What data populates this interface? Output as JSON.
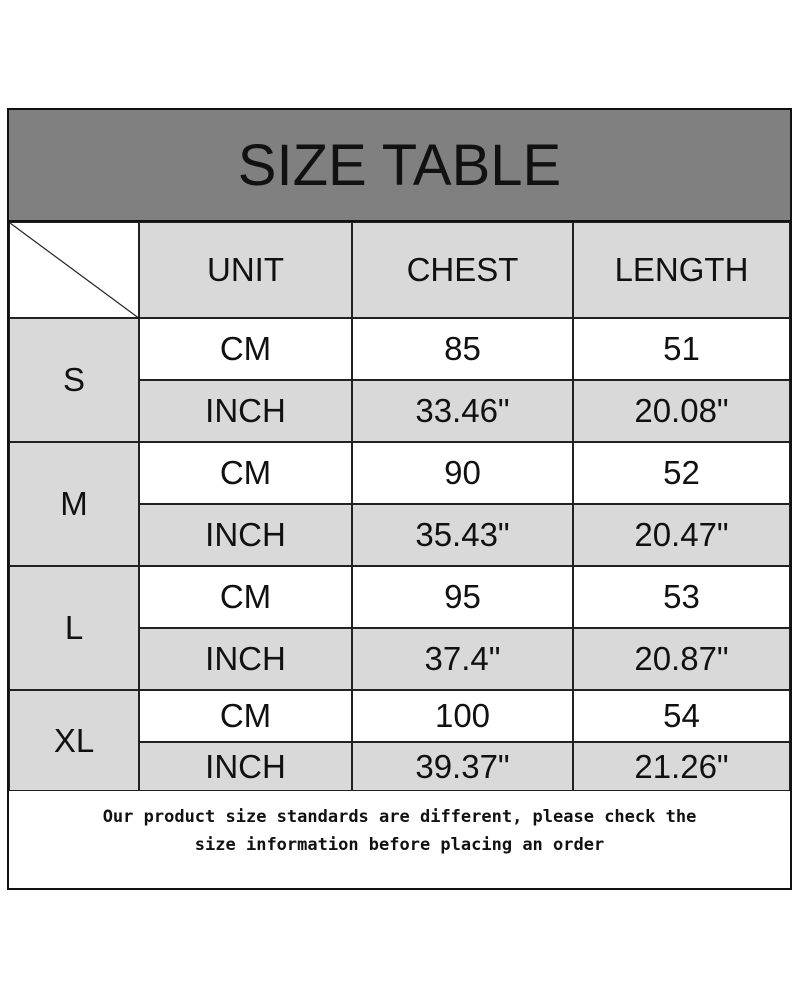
{
  "title": "SIZE TABLE",
  "headers": [
    "UNIT",
    "CHEST",
    "LENGTH"
  ],
  "rows": [
    {
      "size": "S",
      "cm": {
        "unit": "CM",
        "chest": "85",
        "length": "51"
      },
      "inch": {
        "unit": "INCH",
        "chest": "33.46\"",
        "length": "20.08\""
      }
    },
    {
      "size": "M",
      "cm": {
        "unit": "CM",
        "chest": "90",
        "length": "52"
      },
      "inch": {
        "unit": "INCH",
        "chest": "35.43\"",
        "length": "20.47\""
      }
    },
    {
      "size": "L",
      "cm": {
        "unit": "CM",
        "chest": "95",
        "length": "53"
      },
      "inch": {
        "unit": "INCH",
        "chest": "37.4\"",
        "length": "20.87\""
      }
    },
    {
      "size": "XL",
      "cm": {
        "unit": "CM",
        "chest": "100",
        "length": "54"
      },
      "inch": {
        "unit": "INCH",
        "chest": "39.37\"",
        "length": "21.26\""
      }
    }
  ],
  "note_line1": "Our product size standards are different, please check the",
  "note_line2": "size information before placing an order",
  "colors": {
    "title_bg": "#808080",
    "cell_gray": "#d9d9d9",
    "cell_white": "#ffffff"
  }
}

## EXERCISE
Word for word, quote the lines above. Omit the pictures.

## RESULT FOR THIS TASK
What data populates this interface? Output as JSON.
{
  "title": "SIZE TABLE",
  "headers": [
    "UNIT",
    "CHEST",
    "LENGTH"
  ],
  "rows": [
    {
      "size": "S",
      "cm": {
        "unit": "CM",
        "chest": "85",
        "length": "51"
      },
      "inch": {
        "unit": "INCH",
        "chest": "33.46\"",
        "length": "20.08\""
      }
    },
    {
      "size": "M",
      "cm": {
        "unit": "CM",
        "chest": "90",
        "length": "52"
      },
      "inch": {
        "unit": "INCH",
        "chest": "35.43\"",
        "length": "20.47\""
      }
    },
    {
      "size": "L",
      "cm": {
        "unit": "CM",
        "chest": "95",
        "length": "53"
      },
      "inch": {
        "unit": "INCH",
        "chest": "37.4\"",
        "length": "20.87\""
      }
    },
    {
      "size": "XL",
      "cm": {
        "unit": "CM",
        "chest": "100",
        "length": "54"
      },
      "inch": {
        "unit": "INCH",
        "chest": "39.37\"",
        "length": "21.26\""
      }
    }
  ],
  "note_line1": "Our product size standards are different, please check the",
  "note_line2": "size information before placing an order",
  "colors": {
    "title_bg": "#808080",
    "cell_gray": "#d9d9d9",
    "cell_white": "#ffffff"
  }
}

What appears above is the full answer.